§ Brief
Work out how many lines of the records contain "Time". Answer with the number and nothing else.

§ Provided material
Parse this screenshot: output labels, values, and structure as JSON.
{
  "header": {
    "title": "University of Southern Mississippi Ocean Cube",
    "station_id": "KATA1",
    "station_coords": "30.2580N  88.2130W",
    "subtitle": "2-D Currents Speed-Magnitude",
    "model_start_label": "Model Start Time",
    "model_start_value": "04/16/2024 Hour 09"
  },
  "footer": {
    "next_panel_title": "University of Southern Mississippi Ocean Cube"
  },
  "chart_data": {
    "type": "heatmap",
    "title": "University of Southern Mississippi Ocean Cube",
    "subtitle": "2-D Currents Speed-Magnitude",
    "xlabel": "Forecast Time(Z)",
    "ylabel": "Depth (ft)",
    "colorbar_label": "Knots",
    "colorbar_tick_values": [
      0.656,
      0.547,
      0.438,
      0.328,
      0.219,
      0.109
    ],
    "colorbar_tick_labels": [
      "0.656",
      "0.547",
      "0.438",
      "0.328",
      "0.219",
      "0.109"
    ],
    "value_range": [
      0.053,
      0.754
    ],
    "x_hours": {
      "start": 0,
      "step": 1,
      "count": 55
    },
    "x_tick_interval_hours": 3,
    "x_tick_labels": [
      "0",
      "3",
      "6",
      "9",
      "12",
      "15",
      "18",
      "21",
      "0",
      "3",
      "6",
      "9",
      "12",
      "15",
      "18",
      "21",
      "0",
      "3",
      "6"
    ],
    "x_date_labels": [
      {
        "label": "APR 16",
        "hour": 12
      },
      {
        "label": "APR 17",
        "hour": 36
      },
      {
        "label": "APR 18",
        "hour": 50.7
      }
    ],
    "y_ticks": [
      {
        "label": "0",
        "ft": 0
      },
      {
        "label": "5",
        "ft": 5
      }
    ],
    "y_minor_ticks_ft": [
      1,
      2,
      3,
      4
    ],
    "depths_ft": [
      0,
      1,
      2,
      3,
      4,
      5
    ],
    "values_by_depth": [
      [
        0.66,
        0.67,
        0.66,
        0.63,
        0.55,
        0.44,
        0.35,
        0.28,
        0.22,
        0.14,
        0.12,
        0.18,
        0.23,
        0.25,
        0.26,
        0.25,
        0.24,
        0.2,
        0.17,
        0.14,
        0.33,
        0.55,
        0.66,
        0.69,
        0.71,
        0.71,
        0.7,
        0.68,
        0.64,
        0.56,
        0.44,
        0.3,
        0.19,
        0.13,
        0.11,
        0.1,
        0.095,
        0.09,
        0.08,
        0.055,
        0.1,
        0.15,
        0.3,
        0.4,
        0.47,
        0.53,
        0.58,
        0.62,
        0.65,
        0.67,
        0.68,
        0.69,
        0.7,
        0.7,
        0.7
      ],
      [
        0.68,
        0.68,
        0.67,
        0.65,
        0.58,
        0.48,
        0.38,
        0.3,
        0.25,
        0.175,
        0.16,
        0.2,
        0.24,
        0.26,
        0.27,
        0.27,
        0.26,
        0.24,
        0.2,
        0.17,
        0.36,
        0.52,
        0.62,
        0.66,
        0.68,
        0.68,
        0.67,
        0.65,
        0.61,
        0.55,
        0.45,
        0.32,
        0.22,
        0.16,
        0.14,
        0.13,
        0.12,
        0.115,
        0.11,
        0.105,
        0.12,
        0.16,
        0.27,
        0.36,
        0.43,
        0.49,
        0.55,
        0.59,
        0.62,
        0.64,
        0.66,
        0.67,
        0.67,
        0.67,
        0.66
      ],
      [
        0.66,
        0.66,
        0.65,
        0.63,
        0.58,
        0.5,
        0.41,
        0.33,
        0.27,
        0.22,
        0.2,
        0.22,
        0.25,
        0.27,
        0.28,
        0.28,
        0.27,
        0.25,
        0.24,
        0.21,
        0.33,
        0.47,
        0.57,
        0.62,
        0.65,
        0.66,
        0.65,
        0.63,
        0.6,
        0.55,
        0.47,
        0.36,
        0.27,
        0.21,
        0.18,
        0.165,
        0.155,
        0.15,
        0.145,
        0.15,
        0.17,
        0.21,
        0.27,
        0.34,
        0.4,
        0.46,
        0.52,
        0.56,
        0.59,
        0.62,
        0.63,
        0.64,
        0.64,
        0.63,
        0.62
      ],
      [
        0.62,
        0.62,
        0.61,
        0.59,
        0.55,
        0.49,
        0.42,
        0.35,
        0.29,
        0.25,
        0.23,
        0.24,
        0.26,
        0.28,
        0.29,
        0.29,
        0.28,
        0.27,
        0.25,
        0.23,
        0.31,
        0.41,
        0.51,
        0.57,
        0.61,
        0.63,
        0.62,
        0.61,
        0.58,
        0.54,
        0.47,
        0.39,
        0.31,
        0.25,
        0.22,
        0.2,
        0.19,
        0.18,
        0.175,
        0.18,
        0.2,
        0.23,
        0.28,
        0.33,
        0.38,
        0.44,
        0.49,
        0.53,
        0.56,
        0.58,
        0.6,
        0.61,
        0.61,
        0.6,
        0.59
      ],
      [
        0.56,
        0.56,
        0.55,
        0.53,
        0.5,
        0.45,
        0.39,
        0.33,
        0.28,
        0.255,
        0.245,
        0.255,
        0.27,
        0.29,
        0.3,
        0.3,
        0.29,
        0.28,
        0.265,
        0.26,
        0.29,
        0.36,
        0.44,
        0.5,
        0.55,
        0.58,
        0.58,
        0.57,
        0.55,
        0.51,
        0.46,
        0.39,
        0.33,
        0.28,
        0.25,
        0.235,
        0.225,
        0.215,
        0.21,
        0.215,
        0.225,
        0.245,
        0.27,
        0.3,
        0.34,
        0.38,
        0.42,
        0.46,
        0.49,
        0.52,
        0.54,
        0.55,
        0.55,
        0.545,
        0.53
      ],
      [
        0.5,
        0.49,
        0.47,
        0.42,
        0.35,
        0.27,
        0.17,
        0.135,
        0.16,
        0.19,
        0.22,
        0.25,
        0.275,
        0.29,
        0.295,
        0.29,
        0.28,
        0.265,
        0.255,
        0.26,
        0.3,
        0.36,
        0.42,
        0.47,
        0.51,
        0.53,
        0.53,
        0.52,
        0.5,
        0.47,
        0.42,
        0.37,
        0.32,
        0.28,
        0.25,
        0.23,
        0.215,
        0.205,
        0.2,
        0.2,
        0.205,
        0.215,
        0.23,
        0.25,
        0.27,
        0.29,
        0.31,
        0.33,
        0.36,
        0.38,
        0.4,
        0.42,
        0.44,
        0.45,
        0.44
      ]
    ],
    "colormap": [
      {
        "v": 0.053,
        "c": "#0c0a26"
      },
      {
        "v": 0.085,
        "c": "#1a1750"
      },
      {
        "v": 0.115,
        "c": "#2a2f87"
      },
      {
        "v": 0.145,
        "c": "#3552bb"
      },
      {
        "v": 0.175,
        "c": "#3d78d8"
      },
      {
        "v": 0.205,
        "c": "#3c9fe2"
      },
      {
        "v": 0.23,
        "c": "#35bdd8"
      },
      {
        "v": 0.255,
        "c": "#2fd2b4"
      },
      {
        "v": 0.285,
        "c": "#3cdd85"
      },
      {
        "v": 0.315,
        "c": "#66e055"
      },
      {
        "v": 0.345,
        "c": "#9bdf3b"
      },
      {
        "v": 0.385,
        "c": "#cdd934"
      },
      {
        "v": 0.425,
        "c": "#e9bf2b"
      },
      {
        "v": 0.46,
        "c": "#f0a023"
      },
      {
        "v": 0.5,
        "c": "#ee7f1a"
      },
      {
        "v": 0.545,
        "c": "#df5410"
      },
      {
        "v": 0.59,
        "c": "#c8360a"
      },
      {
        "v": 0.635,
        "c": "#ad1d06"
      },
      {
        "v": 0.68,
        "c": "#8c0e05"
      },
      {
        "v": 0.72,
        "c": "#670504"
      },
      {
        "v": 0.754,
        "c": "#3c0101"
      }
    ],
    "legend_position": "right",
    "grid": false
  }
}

§ Right answer
2